Transcribe the full listing exactly, and drop every picture.

Dataset entries on figures:
......
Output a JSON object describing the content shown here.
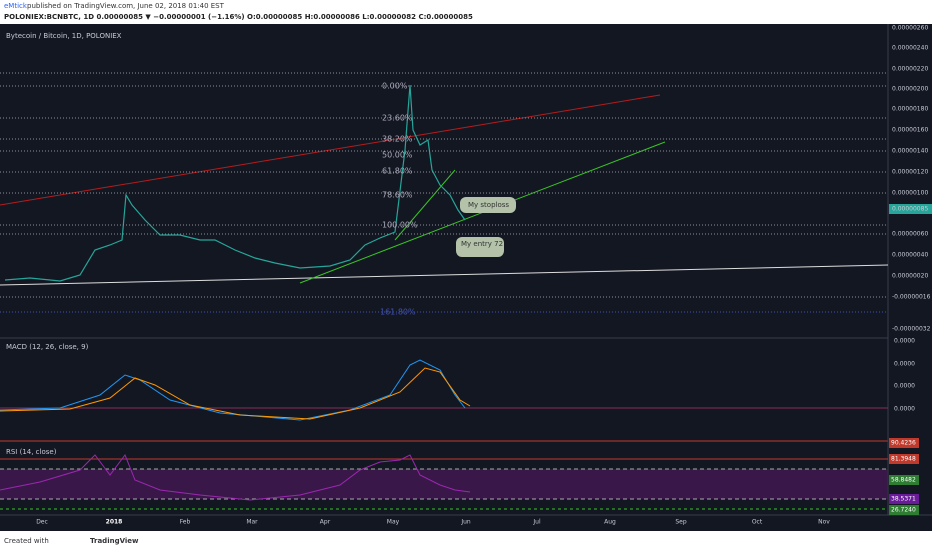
{
  "header": {
    "author": "eMtick",
    "published": " published on TradingView.com, June 02, 2018 01:40 EST",
    "ticker": "POLONIEX:BCNBTC, 1D 0.00000085 ▼ −0.00000001 (−1.16%) O:0.00000085 H:0.00000086 L:0.00000082 C:0.00000085"
  },
  "main_pane": {
    "title": "Bytecoin / Bitcoin, 1D, POLONIEX",
    "price_labels": [
      "0.00000260",
      "0.00000240",
      "0.00000220",
      "0.00000200",
      "0.00000180",
      "0.00000160",
      "0.00000140",
      "0.00000120",
      "0.00000100",
      "0.00000085",
      "0.00000060",
      "0.00000040",
      "0.00000020",
      "-0.00000016",
      "-0.00000032"
    ],
    "fib_levels": [
      "0.00%",
      "23.60%",
      "38.20%",
      "50.00%",
      "61.80%",
      "78.60%",
      "100.00%",
      "161.80%"
    ],
    "annotations": [
      "My stoploss",
      "My entry 72"
    ]
  },
  "macd_pane": {
    "title": "MACD (12, 26, close, 9)",
    "labels": [
      "0.0000",
      "0.0000",
      "0.0000",
      "0.0000"
    ]
  },
  "rsi_pane": {
    "title": "RSI (14, close)",
    "labels": [
      "90.4236",
      "81.3948",
      "58.8482",
      "38.5371",
      "26.7240"
    ]
  },
  "time_axis": [
    "Dec",
    "2018",
    "Feb",
    "Mar",
    "Apr",
    "May",
    "Jun",
    "Jul",
    "Aug",
    "Sep",
    "Oct",
    "Nov"
  ],
  "footer": {
    "created": "Created with",
    "brand": "TradingView"
  }
}
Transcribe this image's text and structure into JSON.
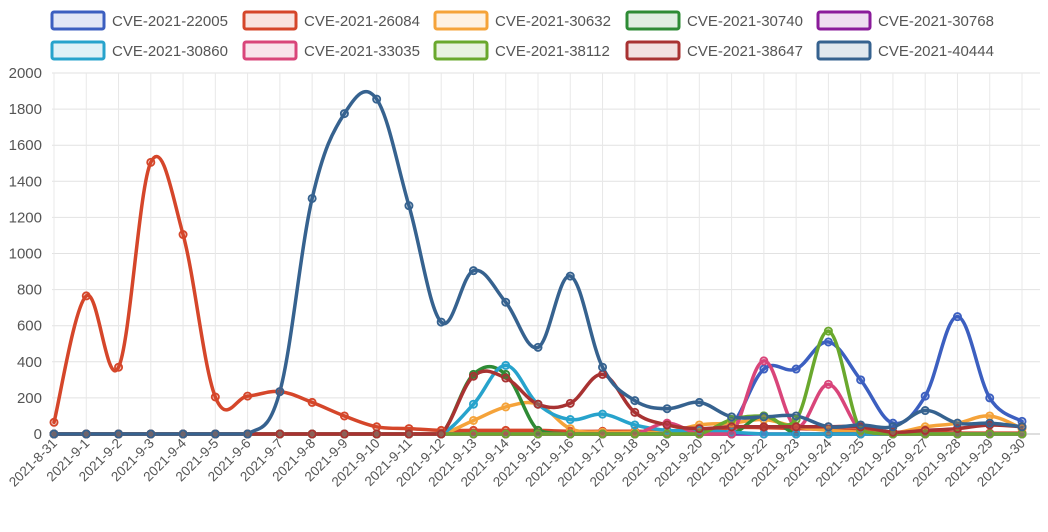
{
  "chart_data": {
    "type": "line",
    "title": "",
    "xlabel": "",
    "ylabel": "",
    "ylim": [
      0,
      2000
    ],
    "yticks": [
      0,
      200,
      400,
      600,
      800,
      1000,
      1200,
      1400,
      1600,
      1800,
      2000
    ],
    "grid": true,
    "legend_position": "top",
    "categories": [
      "2021-8-31",
      "2021-9-1",
      "2021-9-2",
      "2021-9-3",
      "2021-9-4",
      "2021-9-5",
      "2021-9-6",
      "2021-9-7",
      "2021-9-8",
      "2021-9-9",
      "2021-9-10",
      "2021-9-11",
      "2021-9-12",
      "2021-9-13",
      "2021-9-14",
      "2021-9-15",
      "2021-9-16",
      "2021-9-17",
      "2021-9-18",
      "2021-9-19",
      "2021-9-20",
      "2021-9-21",
      "2021-9-22",
      "2021-9-23",
      "2021-9-24",
      "2021-9-25",
      "2021-9-26",
      "2021-9-27",
      "2021-9-28",
      "2021-9-29",
      "2021-9-30"
    ],
    "series": [
      {
        "name": "CVE-2021-22005",
        "color": "#3c5fc0",
        "values": [
          0,
          0,
          0,
          0,
          0,
          0,
          0,
          0,
          0,
          0,
          0,
          0,
          0,
          0,
          0,
          0,
          0,
          0,
          0,
          0,
          0,
          50,
          360,
          360,
          510,
          300,
          60,
          210,
          650,
          200,
          70
        ]
      },
      {
        "name": "CVE-2021-26084",
        "color": "#d5462a",
        "values": [
          65,
          765,
          370,
          1505,
          1105,
          205,
          210,
          235,
          175,
          100,
          40,
          30,
          20,
          20,
          20,
          20,
          15,
          15,
          15,
          10,
          10,
          35,
          35,
          30,
          25,
          20,
          10,
          10,
          5,
          5,
          5
        ]
      },
      {
        "name": "CVE-2021-30632",
        "color": "#f5a33a",
        "values": [
          0,
          0,
          0,
          0,
          0,
          0,
          0,
          0,
          0,
          0,
          0,
          0,
          0,
          75,
          150,
          165,
          30,
          10,
          10,
          10,
          50,
          60,
          80,
          40,
          20,
          10,
          5,
          40,
          60,
          100,
          30
        ]
      },
      {
        "name": "CVE-2021-30740",
        "color": "#2e8b35",
        "values": [
          0,
          0,
          0,
          0,
          0,
          0,
          0,
          0,
          0,
          0,
          0,
          0,
          0,
          330,
          330,
          20,
          0,
          0,
          0,
          0,
          0,
          0,
          100,
          0,
          0,
          0,
          0,
          0,
          0,
          0,
          0
        ]
      },
      {
        "name": "CVE-2021-30768",
        "color": "#8a1b9a",
        "values": [
          0,
          0,
          0,
          0,
          0,
          0,
          0,
          0,
          0,
          0,
          0,
          0,
          0,
          0,
          0,
          0,
          0,
          0,
          0,
          0,
          0,
          0,
          0,
          0,
          0,
          0,
          0,
          0,
          0,
          0,
          0
        ]
      },
      {
        "name": "CVE-2021-30860",
        "color": "#27a3cc",
        "values": [
          0,
          0,
          0,
          0,
          0,
          0,
          0,
          0,
          0,
          0,
          0,
          0,
          0,
          165,
          380,
          165,
          80,
          110,
          50,
          20,
          20,
          10,
          0,
          0,
          0,
          0,
          0,
          0,
          0,
          0,
          0
        ]
      },
      {
        "name": "CVE-2021-33035",
        "color": "#d9457a",
        "values": [
          0,
          0,
          0,
          0,
          0,
          0,
          0,
          0,
          0,
          0,
          0,
          0,
          0,
          0,
          0,
          0,
          0,
          0,
          0,
          60,
          0,
          0,
          405,
          40,
          275,
          20,
          0,
          0,
          0,
          0,
          0
        ]
      },
      {
        "name": "CVE-2021-38112",
        "color": "#6aa82d",
        "values": [
          0,
          0,
          0,
          0,
          0,
          0,
          0,
          0,
          0,
          0,
          0,
          0,
          0,
          0,
          0,
          0,
          0,
          0,
          0,
          0,
          0,
          80,
          100,
          80,
          570,
          20,
          0,
          0,
          0,
          0,
          0
        ]
      },
      {
        "name": "CVE-2021-38647",
        "color": "#a83232",
        "values": [
          0,
          0,
          0,
          0,
          0,
          0,
          0,
          0,
          0,
          0,
          0,
          0,
          0,
          320,
          310,
          165,
          170,
          330,
          120,
          50,
          30,
          40,
          40,
          40,
          40,
          40,
          10,
          20,
          30,
          50,
          40
        ]
      },
      {
        "name": "CVE-2021-40444",
        "color": "#36628f",
        "values": [
          0,
          0,
          0,
          0,
          0,
          0,
          0,
          235,
          1305,
          1775,
          1855,
          1265,
          620,
          905,
          730,
          480,
          875,
          370,
          185,
          140,
          175,
          95,
          95,
          100,
          40,
          50,
          40,
          130,
          60,
          60,
          40
        ]
      }
    ]
  }
}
......
* **Solution to this task**
Output a JSON object describing the content shown here.
{
  "header": {
    "author": "eMtick",
    "published": " published on TradingView.com, June 02, 2018 01:40 EST",
    "ticker": "POLONIEX:BCNBTC, 1D 0.00000085 ▼ −0.00000001 (−1.16%) O:0.00000085 H:0.00000086 L:0.00000082 C:0.00000085"
  },
  "main_pane": {
    "title": "Bytecoin / Bitcoin, 1D, POLONIEX",
    "price_labels": [
      "0.00000260",
      "0.00000240",
      "0.00000220",
      "0.00000200",
      "0.00000180",
      "0.00000160",
      "0.00000140",
      "0.00000120",
      "0.00000100",
      "0.00000085",
      "0.00000060",
      "0.00000040",
      "0.00000020",
      "-0.00000016",
      "-0.00000032"
    ],
    "fib_levels": [
      "0.00%",
      "23.60%",
      "38.20%",
      "50.00%",
      "61.80%",
      "78.60%",
      "100.00%",
      "161.80%"
    ],
    "annotations": [
      "My stoploss",
      "My entry 72"
    ]
  },
  "macd_pane": {
    "title": "MACD (12, 26, close, 9)",
    "labels": [
      "0.0000",
      "0.0000",
      "0.0000",
      "0.0000"
    ]
  },
  "rsi_pane": {
    "title": "RSI (14, close)",
    "labels": [
      "90.4236",
      "81.3948",
      "58.8482",
      "38.5371",
      "26.7240"
    ]
  },
  "time_axis": [
    "Dec",
    "2018",
    "Feb",
    "Mar",
    "Apr",
    "May",
    "Jun",
    "Jul",
    "Aug",
    "Sep",
    "Oct",
    "Nov"
  ],
  "footer": {
    "created": "Created with",
    "brand": "TradingView"
  }
}
Transcribe this image's text and structure into JSON.
{
  "chart_data": {
    "type": "line",
    "title": "",
    "xlabel": "",
    "ylabel": "",
    "ylim": [
      0,
      2000
    ],
    "yticks": [
      0,
      200,
      400,
      600,
      800,
      1000,
      1200,
      1400,
      1600,
      1800,
      2000
    ],
    "grid": true,
    "legend_position": "top",
    "categories": [
      "2021-8-31",
      "2021-9-1",
      "2021-9-2",
      "2021-9-3",
      "2021-9-4",
      "2021-9-5",
      "2021-9-6",
      "2021-9-7",
      "2021-9-8",
      "2021-9-9",
      "2021-9-10",
      "2021-9-11",
      "2021-9-12",
      "2021-9-13",
      "2021-9-14",
      "2021-9-15",
      "2021-9-16",
      "2021-9-17",
      "2021-9-18",
      "2021-9-19",
      "2021-9-20",
      "2021-9-21",
      "2021-9-22",
      "2021-9-23",
      "2021-9-24",
      "2021-9-25",
      "2021-9-26",
      "2021-9-27",
      "2021-9-28",
      "2021-9-29",
      "2021-9-30"
    ],
    "series": [
      {
        "name": "CVE-2021-22005",
        "color": "#3c5fc0",
        "values": [
          0,
          0,
          0,
          0,
          0,
          0,
          0,
          0,
          0,
          0,
          0,
          0,
          0,
          0,
          0,
          0,
          0,
          0,
          0,
          0,
          0,
          50,
          360,
          360,
          510,
          300,
          60,
          210,
          650,
          200,
          70
        ]
      },
      {
        "name": "CVE-2021-26084",
        "color": "#d5462a",
        "values": [
          65,
          765,
          370,
          1505,
          1105,
          205,
          210,
          235,
          175,
          100,
          40,
          30,
          20,
          20,
          20,
          20,
          15,
          15,
          15,
          10,
          10,
          35,
          35,
          30,
          25,
          20,
          10,
          10,
          5,
          5,
          5
        ]
      },
      {
        "name": "CVE-2021-30632",
        "color": "#f5a33a",
        "values": [
          0,
          0,
          0,
          0,
          0,
          0,
          0,
          0,
          0,
          0,
          0,
          0,
          0,
          75,
          150,
          165,
          30,
          10,
          10,
          10,
          50,
          60,
          80,
          40,
          20,
          10,
          5,
          40,
          60,
          100,
          30
        ]
      },
      {
        "name": "CVE-2021-30740",
        "color": "#2e8b35",
        "values": [
          0,
          0,
          0,
          0,
          0,
          0,
          0,
          0,
          0,
          0,
          0,
          0,
          0,
          330,
          330,
          20,
          0,
          0,
          0,
          0,
          0,
          0,
          100,
          0,
          0,
          0,
          0,
          0,
          0,
          0,
          0
        ]
      },
      {
        "name": "CVE-2021-30768",
        "color": "#8a1b9a",
        "values": [
          0,
          0,
          0,
          0,
          0,
          0,
          0,
          0,
          0,
          0,
          0,
          0,
          0,
          0,
          0,
          0,
          0,
          0,
          0,
          0,
          0,
          0,
          0,
          0,
          0,
          0,
          0,
          0,
          0,
          0,
          0
        ]
      },
      {
        "name": "CVE-2021-30860",
        "color": "#27a3cc",
        "values": [
          0,
          0,
          0,
          0,
          0,
          0,
          0,
          0,
          0,
          0,
          0,
          0,
          0,
          165,
          380,
          165,
          80,
          110,
          50,
          20,
          20,
          10,
          0,
          0,
          0,
          0,
          0,
          0,
          0,
          0,
          0
        ]
      },
      {
        "name": "CVE-2021-33035",
        "color": "#d9457a",
        "values": [
          0,
          0,
          0,
          0,
          0,
          0,
          0,
          0,
          0,
          0,
          0,
          0,
          0,
          0,
          0,
          0,
          0,
          0,
          0,
          60,
          0,
          0,
          405,
          40,
          275,
          20,
          0,
          0,
          0,
          0,
          0
        ]
      },
      {
        "name": "CVE-2021-38112",
        "color": "#6aa82d",
        "values": [
          0,
          0,
          0,
          0,
          0,
          0,
          0,
          0,
          0,
          0,
          0,
          0,
          0,
          0,
          0,
          0,
          0,
          0,
          0,
          0,
          0,
          80,
          100,
          80,
          570,
          20,
          0,
          0,
          0,
          0,
          0
        ]
      },
      {
        "name": "CVE-2021-38647",
        "color": "#a83232",
        "values": [
          0,
          0,
          0,
          0,
          0,
          0,
          0,
          0,
          0,
          0,
          0,
          0,
          0,
          320,
          310,
          165,
          170,
          330,
          120,
          50,
          30,
          40,
          40,
          40,
          40,
          40,
          10,
          20,
          30,
          50,
          40
        ]
      },
      {
        "name": "CVE-2021-40444",
        "color": "#36628f",
        "values": [
          0,
          0,
          0,
          0,
          0,
          0,
          0,
          235,
          1305,
          1775,
          1855,
          1265,
          620,
          905,
          730,
          480,
          875,
          370,
          185,
          140,
          175,
          95,
          95,
          100,
          40,
          50,
          40,
          130,
          60,
          60,
          40
        ]
      }
    ]
  }
}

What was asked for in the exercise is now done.